* _WHAT YOU HAVE TO DO_
Which lines below contain the string "category" with the same capitalization? Copy each of those lines in full.

* _MATERIAL SUPPLIED_
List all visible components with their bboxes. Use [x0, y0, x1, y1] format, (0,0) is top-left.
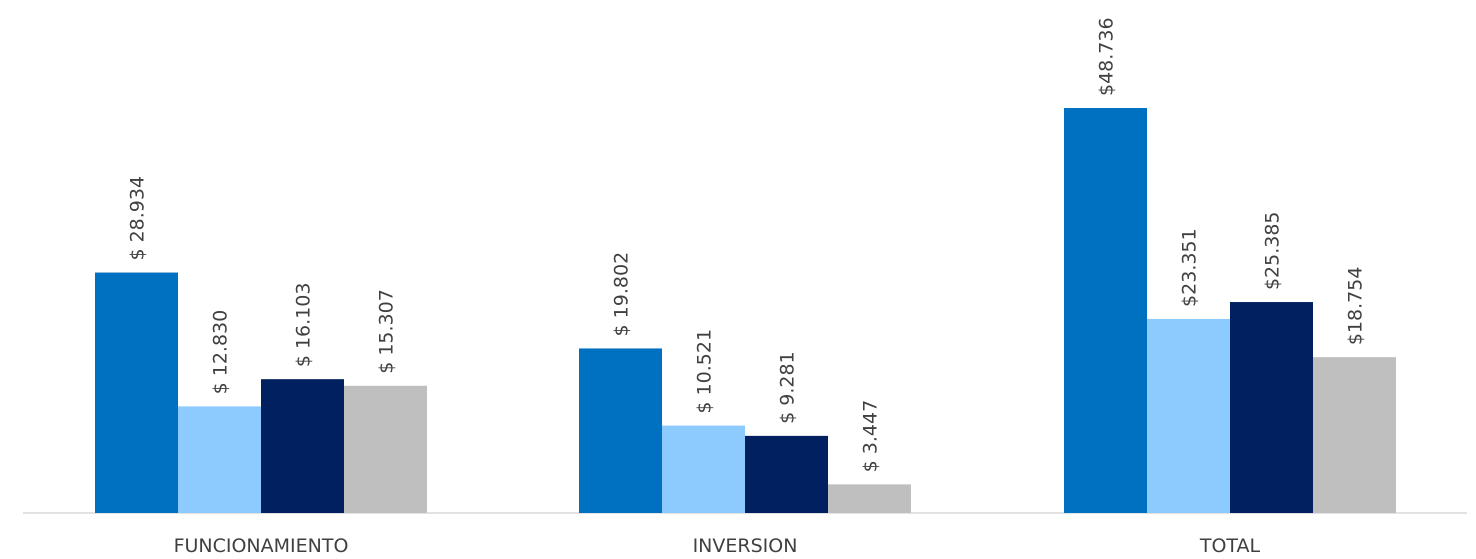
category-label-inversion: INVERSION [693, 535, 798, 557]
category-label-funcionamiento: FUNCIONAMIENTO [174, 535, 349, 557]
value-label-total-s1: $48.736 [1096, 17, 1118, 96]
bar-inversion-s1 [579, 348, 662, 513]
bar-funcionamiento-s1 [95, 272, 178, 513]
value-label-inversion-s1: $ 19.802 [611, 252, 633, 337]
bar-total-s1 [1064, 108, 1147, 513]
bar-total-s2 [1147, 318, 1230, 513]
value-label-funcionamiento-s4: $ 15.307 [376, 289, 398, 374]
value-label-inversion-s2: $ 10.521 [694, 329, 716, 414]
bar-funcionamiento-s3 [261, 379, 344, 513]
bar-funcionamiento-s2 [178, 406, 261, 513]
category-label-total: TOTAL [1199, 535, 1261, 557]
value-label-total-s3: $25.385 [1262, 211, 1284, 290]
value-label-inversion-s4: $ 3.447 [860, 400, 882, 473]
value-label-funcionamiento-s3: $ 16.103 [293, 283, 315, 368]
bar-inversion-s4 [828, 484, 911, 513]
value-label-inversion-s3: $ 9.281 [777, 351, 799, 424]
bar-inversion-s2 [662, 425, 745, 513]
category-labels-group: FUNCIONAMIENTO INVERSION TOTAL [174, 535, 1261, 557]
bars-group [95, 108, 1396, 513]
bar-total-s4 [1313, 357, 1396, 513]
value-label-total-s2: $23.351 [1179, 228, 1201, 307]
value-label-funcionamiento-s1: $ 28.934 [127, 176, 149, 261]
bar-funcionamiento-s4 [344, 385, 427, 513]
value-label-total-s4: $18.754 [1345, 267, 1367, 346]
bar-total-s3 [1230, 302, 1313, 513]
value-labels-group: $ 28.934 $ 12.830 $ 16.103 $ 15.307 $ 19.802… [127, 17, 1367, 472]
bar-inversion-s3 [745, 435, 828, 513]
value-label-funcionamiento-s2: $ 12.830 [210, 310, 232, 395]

* _REPLY_
category-label-inversion: INVERSION [693, 535, 798, 557]
category-label-funcionamiento: FUNCIONAMIENTO [174, 535, 349, 557]
category-label-total: TOTAL [1199, 535, 1261, 557]
category-labels-group: FUNCIONAMIENTO INVERSION TOTAL [174, 535, 1261, 557]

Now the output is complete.